◆ WORK TO DO
Separate out the lines that hold "जसहस".

__________

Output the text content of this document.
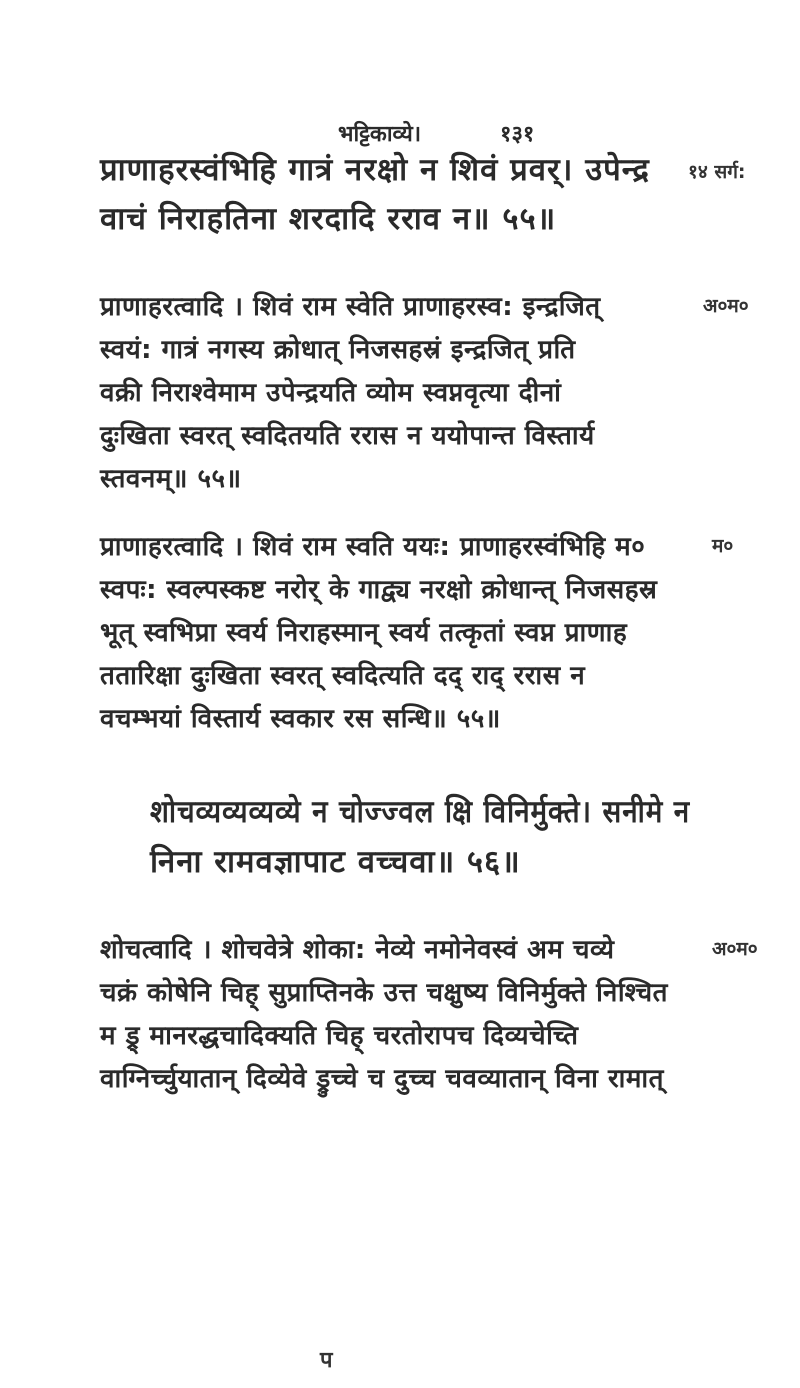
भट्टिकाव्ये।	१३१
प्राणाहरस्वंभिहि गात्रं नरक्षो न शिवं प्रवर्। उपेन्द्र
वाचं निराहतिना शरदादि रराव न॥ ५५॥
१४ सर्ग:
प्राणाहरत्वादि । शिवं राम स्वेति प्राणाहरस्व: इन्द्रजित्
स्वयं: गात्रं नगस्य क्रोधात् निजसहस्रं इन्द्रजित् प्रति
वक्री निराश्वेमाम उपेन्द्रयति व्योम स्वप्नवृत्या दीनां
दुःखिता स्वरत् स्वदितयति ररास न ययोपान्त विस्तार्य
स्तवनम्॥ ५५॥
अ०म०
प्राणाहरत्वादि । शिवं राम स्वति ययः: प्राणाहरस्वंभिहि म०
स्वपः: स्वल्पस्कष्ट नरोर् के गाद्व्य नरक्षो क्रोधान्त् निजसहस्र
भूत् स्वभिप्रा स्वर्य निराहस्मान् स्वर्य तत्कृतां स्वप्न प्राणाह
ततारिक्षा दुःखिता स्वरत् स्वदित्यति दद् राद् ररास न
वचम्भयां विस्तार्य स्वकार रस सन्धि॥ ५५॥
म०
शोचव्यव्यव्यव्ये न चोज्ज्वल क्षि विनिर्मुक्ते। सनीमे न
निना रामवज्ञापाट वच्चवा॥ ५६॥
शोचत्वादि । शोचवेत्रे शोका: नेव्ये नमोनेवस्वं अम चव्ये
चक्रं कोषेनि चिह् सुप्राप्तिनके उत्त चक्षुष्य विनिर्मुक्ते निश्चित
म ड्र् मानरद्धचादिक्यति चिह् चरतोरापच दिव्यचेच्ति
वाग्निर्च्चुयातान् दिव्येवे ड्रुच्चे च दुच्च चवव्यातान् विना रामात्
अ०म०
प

__________

◆ ANSWER TO THE TASK
स्वयं: गात्रं नगस्य क्रोधात् निजसहस्रं इन्द्रजित् प्रति
स्वपः: स्वल्पस्कष्ट नरोर् के गाद्व्य नरक्षो क्रोधान्त् निजसहस्र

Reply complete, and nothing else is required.